■ EXERCISE ■
The data below should be restated word for word, with every picture omitted.

■ THE RECORDS ■
-*-
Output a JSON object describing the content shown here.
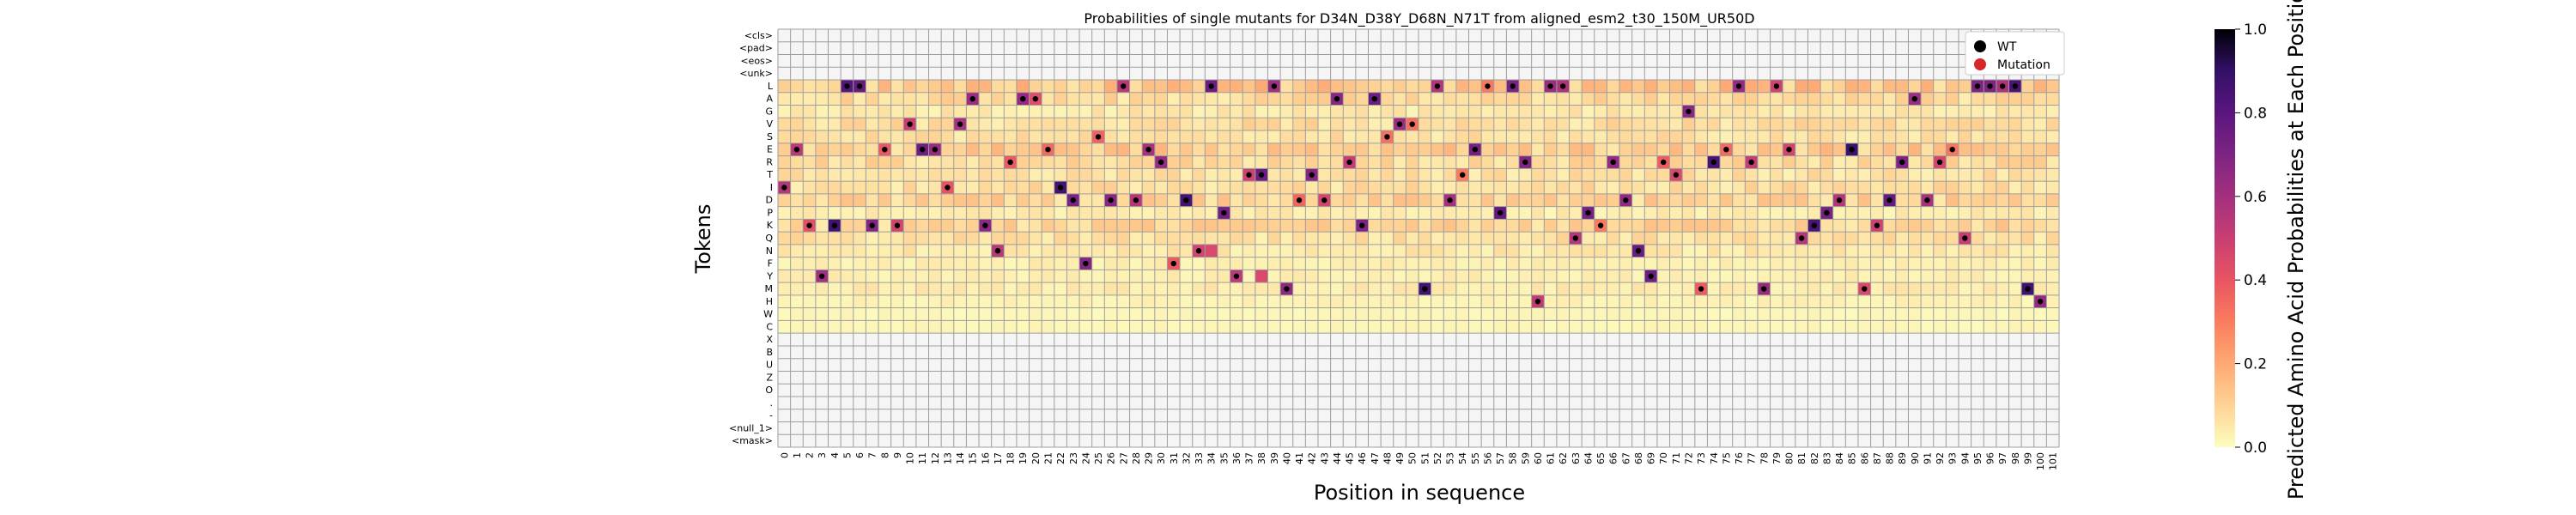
{
  "chart_data": {
    "type": "heatmap",
    "title": "Probabilities of single mutants for D34N_D38Y_D68N_N71T from aligned_esm2_t30_150M_UR50D",
    "xlabel": "Position in sequence",
    "ylabel": "Tokens",
    "colorbar_label": "Predicted Amino Acid Probabilities at Each Position",
    "colormap": "magma_r",
    "vmin": 0.0,
    "vmax": 1.0,
    "colorbar_ticks": [
      "0.0",
      "0.2",
      "0.4",
      "0.6",
      "0.8",
      "1.0"
    ],
    "x_positions": [
      0,
      101
    ],
    "tokens": [
      "<cls>",
      "<pad>",
      "<eos>",
      "<unk>",
      "L",
      "A",
      "G",
      "V",
      "S",
      "E",
      "R",
      "T",
      "I",
      "D",
      "P",
      "K",
      "Q",
      "N",
      "F",
      "Y",
      "M",
      "H",
      "W",
      "C",
      "X",
      "B",
      "U",
      "Z",
      "O",
      ".",
      "-",
      "<null_1>",
      "<mask>"
    ],
    "legend": [
      {
        "label": "WT",
        "color": "#000000"
      },
      {
        "label": "Mutation",
        "color": "#d62728"
      }
    ],
    "wt_tokens": [
      "I",
      "E",
      "K",
      "Y",
      "K",
      "L",
      "L",
      "K",
      "E",
      "K",
      "V",
      "E",
      "E",
      "I",
      "V",
      "A",
      "K",
      "N",
      "R",
      "A",
      "A",
      "E",
      "I",
      "D",
      "F",
      "S",
      "D",
      "L",
      "D",
      "E",
      "R",
      "F",
      "D",
      "N",
      "L",
      "P",
      "Y",
      "T",
      "T",
      "L",
      "M",
      "D",
      "T",
      "D",
      "A",
      "R",
      "K",
      "A",
      "S",
      "V",
      "V",
      "M",
      "L",
      "D",
      "T",
      "E",
      "L",
      "P",
      "L",
      "R",
      "H",
      "L",
      "L",
      "Q",
      "P",
      "K",
      "R",
      "D",
      "N",
      "Y",
      "R",
      "T",
      "G",
      "M",
      "R",
      "E",
      "L",
      "R",
      "M",
      "L",
      "E",
      "Q",
      "K",
      "P",
      "D",
      "E",
      "M",
      "K",
      "D",
      "R",
      "A",
      "D",
      "R",
      "E",
      "Q",
      "L",
      "L",
      "L",
      "L",
      "M",
      "H"
    ],
    "mutations": [
      {
        "position": 34,
        "token": "N"
      },
      {
        "position": 38,
        "token": "Y"
      },
      {
        "position": 68,
        "token": "N"
      },
      {
        "position": 71,
        "token": "T"
      }
    ]
  }
}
-*-
■ FINISHED EXERCISE ■
Output a JSON object describing the content shown here.
{
  "chart_data": {
    "type": "heatmap",
    "title": "Probabilities of single mutants for D34N_D38Y_D68N_N71T from aligned_esm2_t30_150M_UR50D",
    "xlabel": "Position in sequence",
    "ylabel": "Tokens",
    "colorbar_label": "Predicted Amino Acid Probabilities at Each Position",
    "colormap": "magma_r",
    "vmin": 0.0,
    "vmax": 1.0,
    "colorbar_ticks": [
      "0.0",
      "0.2",
      "0.4",
      "0.6",
      "0.8",
      "1.0"
    ],
    "x_positions": [
      0,
      101
    ],
    "tokens": [
      "<cls>",
      "<pad>",
      "<eos>",
      "<unk>",
      "L",
      "A",
      "G",
      "V",
      "S",
      "E",
      "R",
      "T",
      "I",
      "D",
      "P",
      "K",
      "Q",
      "N",
      "F",
      "Y",
      "M",
      "H",
      "W",
      "C",
      "X",
      "B",
      "U",
      "Z",
      "O",
      ".",
      "-",
      "<null_1>",
      "<mask>"
    ],
    "legend": [
      {
        "label": "WT",
        "color": "#000000"
      },
      {
        "label": "Mutation",
        "color": "#d62728"
      }
    ],
    "wt_tokens": [
      "I",
      "E",
      "K",
      "Y",
      "K",
      "L",
      "L",
      "K",
      "E",
      "K",
      "V",
      "E",
      "E",
      "I",
      "V",
      "A",
      "K",
      "N",
      "R",
      "A",
      "A",
      "E",
      "I",
      "D",
      "F",
      "S",
      "D",
      "L",
      "D",
      "E",
      "R",
      "F",
      "D",
      "N",
      "L",
      "P",
      "Y",
      "T",
      "T",
      "L",
      "M",
      "D",
      "T",
      "D",
      "A",
      "R",
      "K",
      "A",
      "S",
      "V",
      "V",
      "M",
      "L",
      "D",
      "T",
      "E",
      "L",
      "P",
      "L",
      "R",
      "H",
      "L",
      "L",
      "Q",
      "P",
      "K",
      "R",
      "D",
      "N",
      "Y",
      "R",
      "T",
      "G",
      "M",
      "R",
      "E",
      "L",
      "R",
      "M",
      "L",
      "E",
      "Q",
      "K",
      "P",
      "D",
      "E",
      "M",
      "K",
      "D",
      "R",
      "A",
      "D",
      "R",
      "E",
      "Q",
      "L",
      "L",
      "L",
      "L",
      "M",
      "H"
    ],
    "mutations": [
      {
        "position": 34,
        "token": "N"
      },
      {
        "position": 38,
        "token": "Y"
      },
      {
        "position": 68,
        "token": "N"
      },
      {
        "position": 71,
        "token": "T"
      }
    ]
  }
}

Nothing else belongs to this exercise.